### What is required
Your task is to repeat the lines below exactly, excluding any pictures they contain.

### Data entries
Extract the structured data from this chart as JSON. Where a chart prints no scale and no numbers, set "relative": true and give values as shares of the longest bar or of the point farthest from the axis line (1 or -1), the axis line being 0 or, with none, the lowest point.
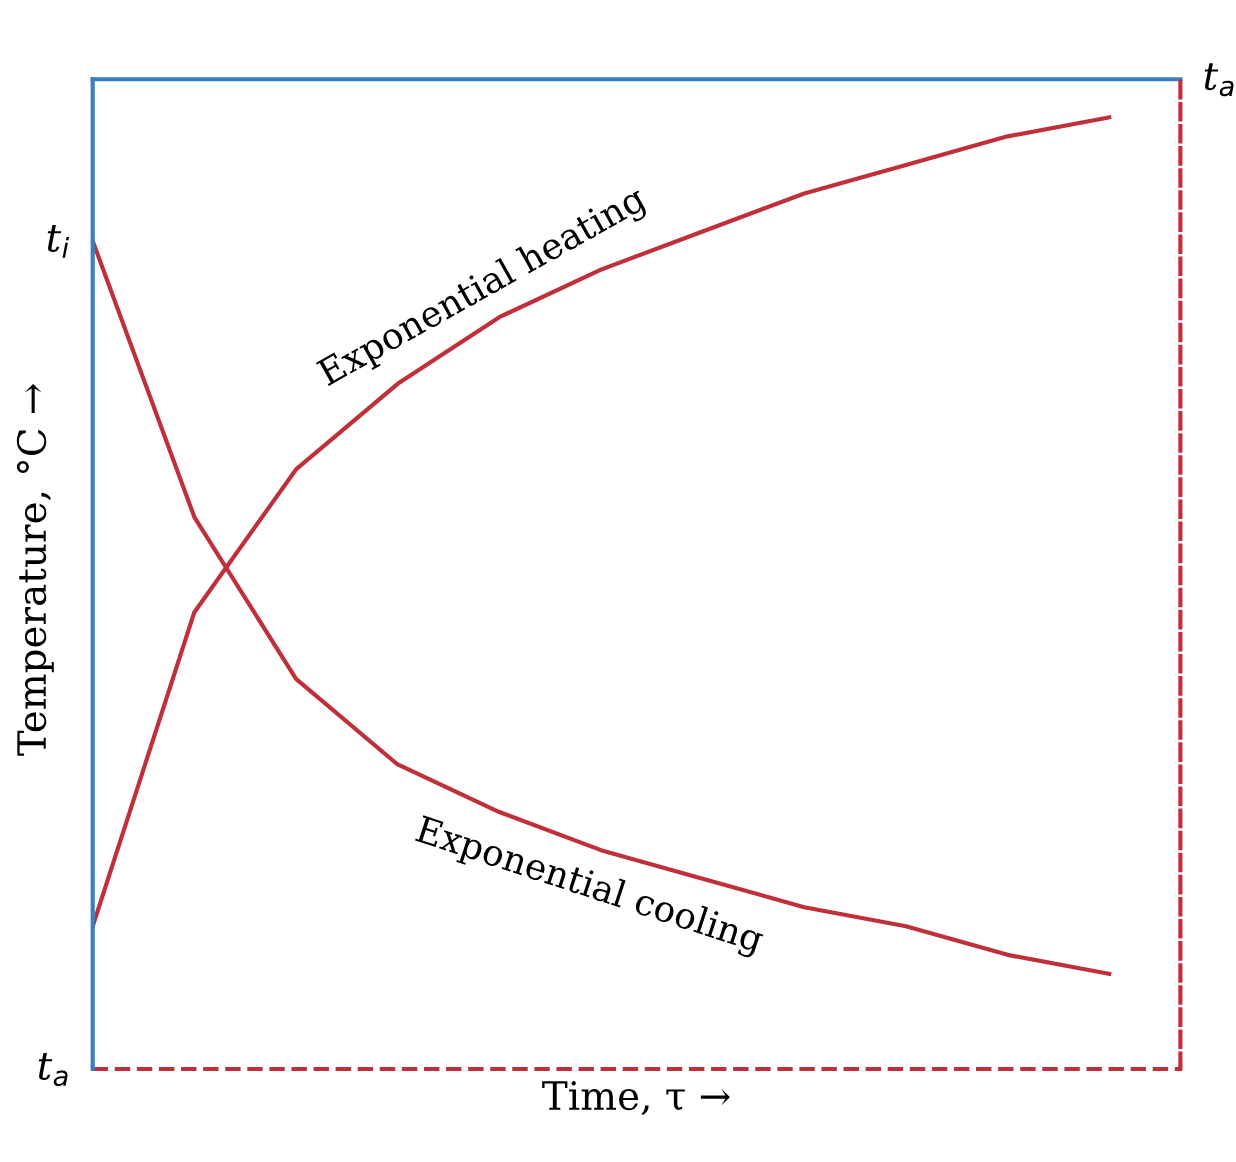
{
  "chart_data": {
    "type": "line",
    "relative": true,
    "xlabel": "Time, τ →",
    "ylabel": "Temperature, °C →",
    "categories": [
      null,
      null,
      null,
      null,
      null,
      null,
      null,
      null,
      null,
      null,
      null
    ],
    "series": [
      {
        "name": "Exponential heating",
        "color": "#c0303a",
        "values": [
          0.15,
          0.48,
          0.63,
          0.72,
          0.79,
          0.84,
          0.88,
          0.92,
          0.95,
          0.98,
          1.0
        ]
      },
      {
        "name": "Exponential cooling",
        "color": "#c0303a",
        "values": [
          0.87,
          0.58,
          0.41,
          0.32,
          0.27,
          0.23,
          0.2,
          0.17,
          0.15,
          0.12,
          0.1
        ]
      }
    ],
    "annotations": [
      "t$_{i}$"
    ],
    "ref_lines": [
      {
        "axis": "y",
        "value": 0,
        "label": "t$_{a}$",
        "color": "#c0303a",
        "line_style": "dashed"
      },
      {
        "axis": "y",
        "value": 1.04,
        "label": "t$_{a}$",
        "color": "#3a7fc0",
        "line_style": "solid"
      }
    ],
    "marker": "none",
    "line_style": "solid"
  }
}
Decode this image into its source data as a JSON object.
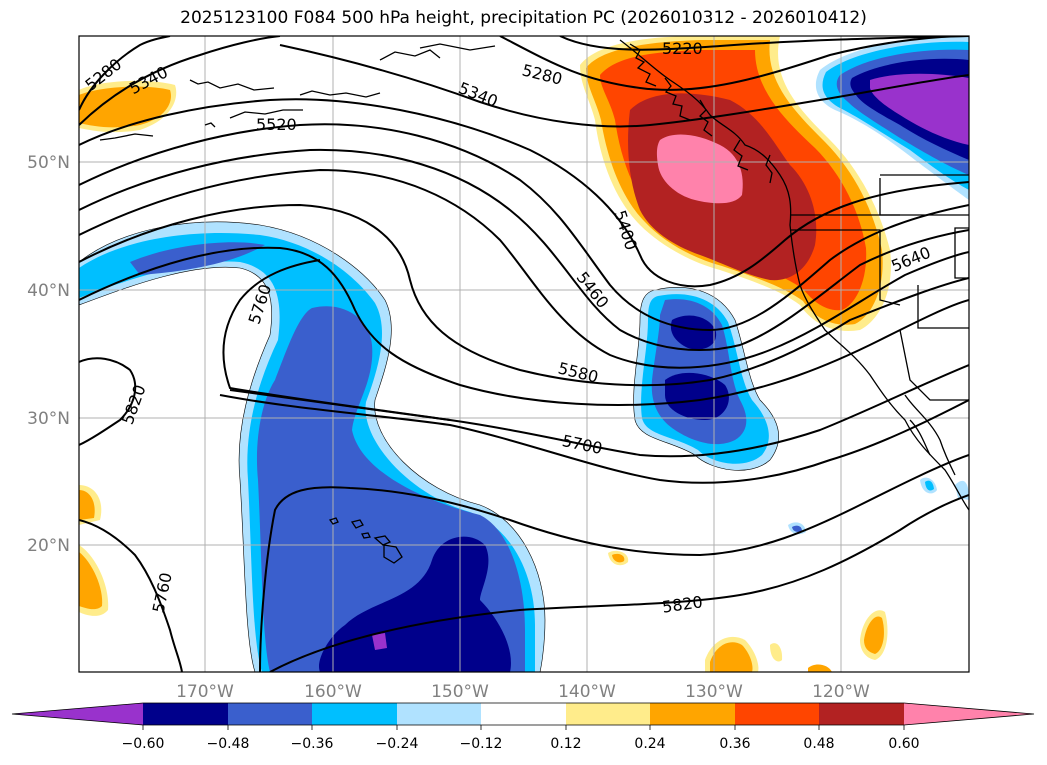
{
  "title": "2025123100 F084 500 hPa height, precipitation PC (2026010312 - 2026010412)",
  "lat_labels": [
    "50°N",
    "40°N",
    "30°N",
    "20°N"
  ],
  "lon_labels": [
    "170°W",
    "160°W",
    "150°W",
    "140°W",
    "130°W",
    "120°W"
  ],
  "contour_labels": [
    "5280",
    "5340",
    "5520",
    "5760",
    "5820",
    "5220",
    "5280",
    "5340",
    "5400",
    "5460",
    "5580",
    "5700",
    "5640",
    "5820",
    "5760"
  ],
  "colorbar": {
    "ticks": [
      "−0.60",
      "−0.48",
      "−0.36",
      "−0.24",
      "−0.12",
      "0.12",
      "0.24",
      "0.36",
      "0.48",
      "0.60"
    ],
    "colors": [
      "#9932cc",
      "#00008b",
      "#3a5fcd",
      "#00bfff",
      "#b0e2ff",
      "#ffffff",
      "#ffec8b",
      "#ffa500",
      "#ff4500",
      "#b22222",
      "#ff82ab"
    ]
  }
}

### Reply to the task
Extract the structured data from this chart as JSON. Where a chart prints no scale and no numbers, set "relative": true and give values as shares of the longest bar or of the point farthest from the axis line (1 or -1), the axis line being 0 or, with none, the lowest point.
{
  "chart_data": {
    "type": "line",
    "relative": true,
    "xlabel": "Time, τ →",
    "ylabel": "Temperature, °C →",
    "categories": [
      null,
      null,
      null,
      null,
      null,
      null,
      null,
      null,
      null,
      null,
      null
    ],
    "series": [
      {
        "name": "Exponential heating",
        "color": "#c0303a",
        "values": [
          0.15,
          0.48,
          0.63,
          0.72,
          0.79,
          0.84,
          0.88,
          0.92,
          0.95,
          0.98,
          1.0
        ]
      },
      {
        "name": "Exponential cooling",
        "color": "#c0303a",
        "values": [
          0.87,
          0.58,
          0.41,
          0.32,
          0.27,
          0.23,
          0.2,
          0.17,
          0.15,
          0.12,
          0.1
        ]
      }
    ],
    "annotations": [
      "t$_{i}$"
    ],
    "ref_lines": [
      {
        "axis": "y",
        "value": 0,
        "label": "t$_{a}$",
        "color": "#c0303a",
        "line_style": "dashed"
      },
      {
        "axis": "y",
        "value": 1.04,
        "label": "t$_{a}$",
        "color": "#3a7fc0",
        "line_style": "solid"
      }
    ],
    "marker": "none",
    "line_style": "solid"
  }
}
Decode this image into its source data as a JSON object.
{
  "title": "2025123100 F084 500 hPa height, precipitation PC (2026010312 - 2026010412)",
  "lat_labels": [
    "50°N",
    "40°N",
    "30°N",
    "20°N"
  ],
  "lon_labels": [
    "170°W",
    "160°W",
    "150°W",
    "140°W",
    "130°W",
    "120°W"
  ],
  "contour_labels": [
    "5280",
    "5340",
    "5520",
    "5760",
    "5820",
    "5220",
    "5280",
    "5340",
    "5400",
    "5460",
    "5580",
    "5700",
    "5640",
    "5820",
    "5760"
  ],
  "colorbar": {
    "ticks": [
      "−0.60",
      "−0.48",
      "−0.36",
      "−0.24",
      "−0.12",
      "0.12",
      "0.24",
      "0.36",
      "0.48",
      "0.60"
    ],
    "colors": [
      "#9932cc",
      "#00008b",
      "#3a5fcd",
      "#00bfff",
      "#b0e2ff",
      "#ffffff",
      "#ffec8b",
      "#ffa500",
      "#ff4500",
      "#b22222",
      "#ff82ab"
    ]
  }
}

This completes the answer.